*Task details*: Can you write out the whole listing exactly?

*Records for this task*:
▽

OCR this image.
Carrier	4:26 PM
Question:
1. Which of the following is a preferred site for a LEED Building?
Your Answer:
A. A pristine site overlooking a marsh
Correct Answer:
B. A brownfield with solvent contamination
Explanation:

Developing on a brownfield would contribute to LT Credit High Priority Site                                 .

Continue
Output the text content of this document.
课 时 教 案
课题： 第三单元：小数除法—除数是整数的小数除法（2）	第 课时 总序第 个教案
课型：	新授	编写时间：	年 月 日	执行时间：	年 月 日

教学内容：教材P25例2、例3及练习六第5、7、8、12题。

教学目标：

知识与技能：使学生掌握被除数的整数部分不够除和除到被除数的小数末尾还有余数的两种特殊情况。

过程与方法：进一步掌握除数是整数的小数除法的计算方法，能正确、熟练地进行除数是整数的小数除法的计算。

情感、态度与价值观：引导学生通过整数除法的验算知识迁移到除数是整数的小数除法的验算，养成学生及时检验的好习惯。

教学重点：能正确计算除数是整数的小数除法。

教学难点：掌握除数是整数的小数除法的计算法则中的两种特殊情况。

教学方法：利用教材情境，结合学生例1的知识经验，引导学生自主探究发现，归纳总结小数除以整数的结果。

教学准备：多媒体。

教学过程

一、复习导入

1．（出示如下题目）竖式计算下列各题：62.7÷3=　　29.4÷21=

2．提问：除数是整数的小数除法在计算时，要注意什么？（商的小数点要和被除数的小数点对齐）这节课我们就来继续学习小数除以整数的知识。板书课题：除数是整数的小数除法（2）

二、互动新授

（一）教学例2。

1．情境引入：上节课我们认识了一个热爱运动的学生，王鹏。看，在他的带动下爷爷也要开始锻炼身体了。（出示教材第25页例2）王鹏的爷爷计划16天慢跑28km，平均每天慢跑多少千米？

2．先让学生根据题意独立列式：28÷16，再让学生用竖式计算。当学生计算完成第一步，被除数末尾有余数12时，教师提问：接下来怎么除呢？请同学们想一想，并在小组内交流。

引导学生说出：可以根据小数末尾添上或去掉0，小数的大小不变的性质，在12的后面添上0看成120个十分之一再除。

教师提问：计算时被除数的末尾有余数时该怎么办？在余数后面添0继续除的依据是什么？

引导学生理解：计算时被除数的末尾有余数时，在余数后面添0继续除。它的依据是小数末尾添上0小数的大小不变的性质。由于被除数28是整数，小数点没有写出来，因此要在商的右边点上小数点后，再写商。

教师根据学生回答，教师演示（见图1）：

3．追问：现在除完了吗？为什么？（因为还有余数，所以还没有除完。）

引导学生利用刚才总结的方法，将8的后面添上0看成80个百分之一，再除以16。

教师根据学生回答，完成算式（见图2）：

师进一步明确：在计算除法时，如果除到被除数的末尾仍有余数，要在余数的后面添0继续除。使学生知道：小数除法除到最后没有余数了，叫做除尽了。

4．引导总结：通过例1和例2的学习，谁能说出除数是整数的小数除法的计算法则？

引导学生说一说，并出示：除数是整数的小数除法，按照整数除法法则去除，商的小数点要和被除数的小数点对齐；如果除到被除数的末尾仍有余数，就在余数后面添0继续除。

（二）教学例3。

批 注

△

*Output of the task*:
OCR this image.
Carrier	4:26 PM
Question:
1. Which of the following is a preferred site for a LEED Building?
Your Answer:
A. A pristine site overlooking a marsh
Correct Answer:
B. A brownfield with solvent contamination
Explanation:

Developing on a brownfield would contribute to LT Credit High Priority Site                                 .

Continue
Output the text content of this document.
课 时 教 案
课题： 第三单元：小数除法—除数是整数的小数除法（2）	第 课时 总序第 个教案
课型：	新授	编写时间：	年 月 日	执行时间：	年 月 日

教学内容：教材P25例2、例3及练习六第5、7、8、12题。

教学目标：

知识与技能：使学生掌握被除数的整数部分不够除和除到被除数的小数末尾还有余数的两种特殊情况。

过程与方法：进一步掌握除数是整数的小数除法的计算方法，能正确、熟练地进行除数是整数的小数除法的计算。

情感、态度与价值观：引导学生通过整数除法的验算知识迁移到除数是整数的小数除法的验算，养成学生及时检验的好习惯。

教学重点：能正确计算除数是整数的小数除法。

教学难点：掌握除数是整数的小数除法的计算法则中的两种特殊情况。

教学方法：利用教材情境，结合学生例1的知识经验，引导学生自主探究发现，归纳总结小数除以整数的结果。

教学准备：多媒体。

教学过程

一、复习导入

1．（出示如下题目）竖式计算下列各题：62.7÷3=　　29.4÷21=

2．提问：除数是整数的小数除法在计算时，要注意什么？（商的小数点要和被除数的小数点对齐）这节课我们就来继续学习小数除以整数的知识。板书课题：除数是整数的小数除法（2）

二、互动新授

（一）教学例2。

1．情境引入：上节课我们认识了一个热爱运动的学生，王鹏。看，在他的带动下爷爷也要开始锻炼身体了。（出示教材第25页例2）王鹏的爷爷计划16天慢跑28km，平均每天慢跑多少千米？

2．先让学生根据题意独立列式：28÷16，再让学生用竖式计算。当学生计算完成第一步，被除数末尾有余数12时，教师提问：接下来怎么除呢？请同学们想一想，并在小组内交流。

引导学生说出：可以根据小数末尾添上或去掉0，小数的大小不变的性质，在12的后面添上0看成120个十分之一再除。

教师提问：计算时被除数的末尾有余数时该怎么办？在余数后面添0继续除的依据是什么？

引导学生理解：计算时被除数的末尾有余数时，在余数后面添0继续除。它的依据是小数末尾添上0小数的大小不变的性质。由于被除数28是整数，小数点没有写出来，因此要在商的右边点上小数点后，再写商。

教师根据学生回答，教师演示（见图1）：

3．追问：现在除完了吗？为什么？（因为还有余数，所以还没有除完。）

引导学生利用刚才总结的方法，将8的后面添上0看成80个百分之一，再除以16。

教师根据学生回答，完成算式（见图2）：

师进一步明确：在计算除法时，如果除到被除数的末尾仍有余数，要在余数的后面添0继续除。使学生知道：小数除法除到最后没有余数了，叫做除尽了。

4．引导总结：通过例1和例2的学习，谁能说出除数是整数的小数除法的计算法则？

引导学生说一说，并出示：除数是整数的小数除法，按照整数除法法则去除，商的小数点要和被除数的小数点对齐；如果除到被除数的末尾仍有余数，就在余数后面添0继续除。

（二）教学例3。

批 注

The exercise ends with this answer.